Provided records
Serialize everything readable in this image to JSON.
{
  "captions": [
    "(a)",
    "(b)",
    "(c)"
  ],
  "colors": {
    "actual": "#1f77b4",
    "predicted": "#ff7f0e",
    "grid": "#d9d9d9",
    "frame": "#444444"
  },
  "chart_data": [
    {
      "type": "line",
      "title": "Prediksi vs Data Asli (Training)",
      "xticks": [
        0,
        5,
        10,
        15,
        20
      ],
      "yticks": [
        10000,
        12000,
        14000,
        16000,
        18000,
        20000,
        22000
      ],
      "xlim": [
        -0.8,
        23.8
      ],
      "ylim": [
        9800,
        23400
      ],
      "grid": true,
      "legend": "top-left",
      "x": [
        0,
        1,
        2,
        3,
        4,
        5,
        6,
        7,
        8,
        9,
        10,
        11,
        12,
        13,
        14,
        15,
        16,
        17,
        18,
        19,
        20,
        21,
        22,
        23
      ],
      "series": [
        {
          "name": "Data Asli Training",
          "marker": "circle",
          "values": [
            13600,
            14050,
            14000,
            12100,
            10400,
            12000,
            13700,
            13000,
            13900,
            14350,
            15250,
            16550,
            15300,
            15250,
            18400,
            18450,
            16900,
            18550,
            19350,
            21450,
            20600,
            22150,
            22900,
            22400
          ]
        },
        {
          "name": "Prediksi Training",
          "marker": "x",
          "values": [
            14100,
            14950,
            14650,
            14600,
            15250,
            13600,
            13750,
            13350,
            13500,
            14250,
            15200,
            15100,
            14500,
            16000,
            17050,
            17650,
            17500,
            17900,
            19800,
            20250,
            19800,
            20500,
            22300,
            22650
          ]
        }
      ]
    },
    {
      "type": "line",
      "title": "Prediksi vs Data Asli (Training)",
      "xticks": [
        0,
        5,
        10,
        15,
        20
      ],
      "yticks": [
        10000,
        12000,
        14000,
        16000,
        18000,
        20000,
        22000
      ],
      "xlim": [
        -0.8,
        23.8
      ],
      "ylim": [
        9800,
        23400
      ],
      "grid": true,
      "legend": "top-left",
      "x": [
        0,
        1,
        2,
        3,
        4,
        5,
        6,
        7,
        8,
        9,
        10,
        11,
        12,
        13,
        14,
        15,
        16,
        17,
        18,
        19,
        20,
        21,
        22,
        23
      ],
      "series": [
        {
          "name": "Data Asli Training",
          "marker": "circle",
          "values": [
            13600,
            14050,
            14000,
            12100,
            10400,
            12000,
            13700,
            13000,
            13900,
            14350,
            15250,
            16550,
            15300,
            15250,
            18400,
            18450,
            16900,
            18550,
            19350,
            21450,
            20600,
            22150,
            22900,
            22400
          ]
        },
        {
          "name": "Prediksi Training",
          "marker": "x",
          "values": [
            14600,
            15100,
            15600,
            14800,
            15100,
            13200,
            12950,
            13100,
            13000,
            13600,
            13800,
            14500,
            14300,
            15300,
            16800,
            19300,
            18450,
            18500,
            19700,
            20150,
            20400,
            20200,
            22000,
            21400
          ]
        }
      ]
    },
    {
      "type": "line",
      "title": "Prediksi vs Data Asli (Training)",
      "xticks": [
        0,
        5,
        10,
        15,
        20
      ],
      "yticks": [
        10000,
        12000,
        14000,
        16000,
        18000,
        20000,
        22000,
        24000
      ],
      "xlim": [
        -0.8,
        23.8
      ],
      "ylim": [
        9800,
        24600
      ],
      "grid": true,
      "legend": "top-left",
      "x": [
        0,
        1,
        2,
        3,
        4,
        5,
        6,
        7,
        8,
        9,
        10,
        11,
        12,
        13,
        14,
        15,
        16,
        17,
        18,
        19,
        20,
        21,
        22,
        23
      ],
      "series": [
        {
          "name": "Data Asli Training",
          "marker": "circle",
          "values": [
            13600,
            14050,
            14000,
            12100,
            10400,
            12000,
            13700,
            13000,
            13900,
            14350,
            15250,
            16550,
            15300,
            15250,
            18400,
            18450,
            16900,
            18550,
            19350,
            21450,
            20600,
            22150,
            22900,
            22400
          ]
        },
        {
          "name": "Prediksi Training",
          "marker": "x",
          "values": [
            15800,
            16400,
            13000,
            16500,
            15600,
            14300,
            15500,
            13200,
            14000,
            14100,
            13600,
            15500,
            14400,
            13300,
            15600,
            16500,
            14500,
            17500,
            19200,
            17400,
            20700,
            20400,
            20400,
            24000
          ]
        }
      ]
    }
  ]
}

Problem to solve
Repeat all of the records above exactly as they appear.

Exercise response
Serialize everything readable in this image to JSON.
{
  "captions": [
    "(a)",
    "(b)",
    "(c)"
  ],
  "colors": {
    "actual": "#1f77b4",
    "predicted": "#ff7f0e",
    "grid": "#d9d9d9",
    "frame": "#444444"
  },
  "chart_data": [
    {
      "type": "line",
      "title": "Prediksi vs Data Asli (Training)",
      "xticks": [
        0,
        5,
        10,
        15,
        20
      ],
      "yticks": [
        10000,
        12000,
        14000,
        16000,
        18000,
        20000,
        22000
      ],
      "xlim": [
        -0.8,
        23.8
      ],
      "ylim": [
        9800,
        23400
      ],
      "grid": true,
      "legend": "top-left",
      "x": [
        0,
        1,
        2,
        3,
        4,
        5,
        6,
        7,
        8,
        9,
        10,
        11,
        12,
        13,
        14,
        15,
        16,
        17,
        18,
        19,
        20,
        21,
        22,
        23
      ],
      "series": [
        {
          "name": "Data Asli Training",
          "marker": "circle",
          "values": [
            13600,
            14050,
            14000,
            12100,
            10400,
            12000,
            13700,
            13000,
            13900,
            14350,
            15250,
            16550,
            15300,
            15250,
            18400,
            18450,
            16900,
            18550,
            19350,
            21450,
            20600,
            22150,
            22900,
            22400
          ]
        },
        {
          "name": "Prediksi Training",
          "marker": "x",
          "values": [
            14100,
            14950,
            14650,
            14600,
            15250,
            13600,
            13750,
            13350,
            13500,
            14250,
            15200,
            15100,
            14500,
            16000,
            17050,
            17650,
            17500,
            17900,
            19800,
            20250,
            19800,
            20500,
            22300,
            22650
          ]
        }
      ]
    },
    {
      "type": "line",
      "title": "Prediksi vs Data Asli (Training)",
      "xticks": [
        0,
        5,
        10,
        15,
        20
      ],
      "yticks": [
        10000,
        12000,
        14000,
        16000,
        18000,
        20000,
        22000
      ],
      "xlim": [
        -0.8,
        23.8
      ],
      "ylim": [
        9800,
        23400
      ],
      "grid": true,
      "legend": "top-left",
      "x": [
        0,
        1,
        2,
        3,
        4,
        5,
        6,
        7,
        8,
        9,
        10,
        11,
        12,
        13,
        14,
        15,
        16,
        17,
        18,
        19,
        20,
        21,
        22,
        23
      ],
      "series": [
        {
          "name": "Data Asli Training",
          "marker": "circle",
          "values": [
            13600,
            14050,
            14000,
            12100,
            10400,
            12000,
            13700,
            13000,
            13900,
            14350,
            15250,
            16550,
            15300,
            15250,
            18400,
            18450,
            16900,
            18550,
            19350,
            21450,
            20600,
            22150,
            22900,
            22400
          ]
        },
        {
          "name": "Prediksi Training",
          "marker": "x",
          "values": [
            14600,
            15100,
            15600,
            14800,
            15100,
            13200,
            12950,
            13100,
            13000,
            13600,
            13800,
            14500,
            14300,
            15300,
            16800,
            19300,
            18450,
            18500,
            19700,
            20150,
            20400,
            20200,
            22000,
            21400
          ]
        }
      ]
    },
    {
      "type": "line",
      "title": "Prediksi vs Data Asli (Training)",
      "xticks": [
        0,
        5,
        10,
        15,
        20
      ],
      "yticks": [
        10000,
        12000,
        14000,
        16000,
        18000,
        20000,
        22000,
        24000
      ],
      "xlim": [
        -0.8,
        23.8
      ],
      "ylim": [
        9800,
        24600
      ],
      "grid": true,
      "legend": "top-left",
      "x": [
        0,
        1,
        2,
        3,
        4,
        5,
        6,
        7,
        8,
        9,
        10,
        11,
        12,
        13,
        14,
        15,
        16,
        17,
        18,
        19,
        20,
        21,
        22,
        23
      ],
      "series": [
        {
          "name": "Data Asli Training",
          "marker": "circle",
          "values": [
            13600,
            14050,
            14000,
            12100,
            10400,
            12000,
            13700,
            13000,
            13900,
            14350,
            15250,
            16550,
            15300,
            15250,
            18400,
            18450,
            16900,
            18550,
            19350,
            21450,
            20600,
            22150,
            22900,
            22400
          ]
        },
        {
          "name": "Prediksi Training",
          "marker": "x",
          "values": [
            15800,
            16400,
            13000,
            16500,
            15600,
            14300,
            15500,
            13200,
            14000,
            14100,
            13600,
            15500,
            14400,
            13300,
            15600,
            16500,
            14500,
            17500,
            19200,
            17400,
            20700,
            20400,
            20400,
            24000
          ]
        }
      ]
    }
  ]
}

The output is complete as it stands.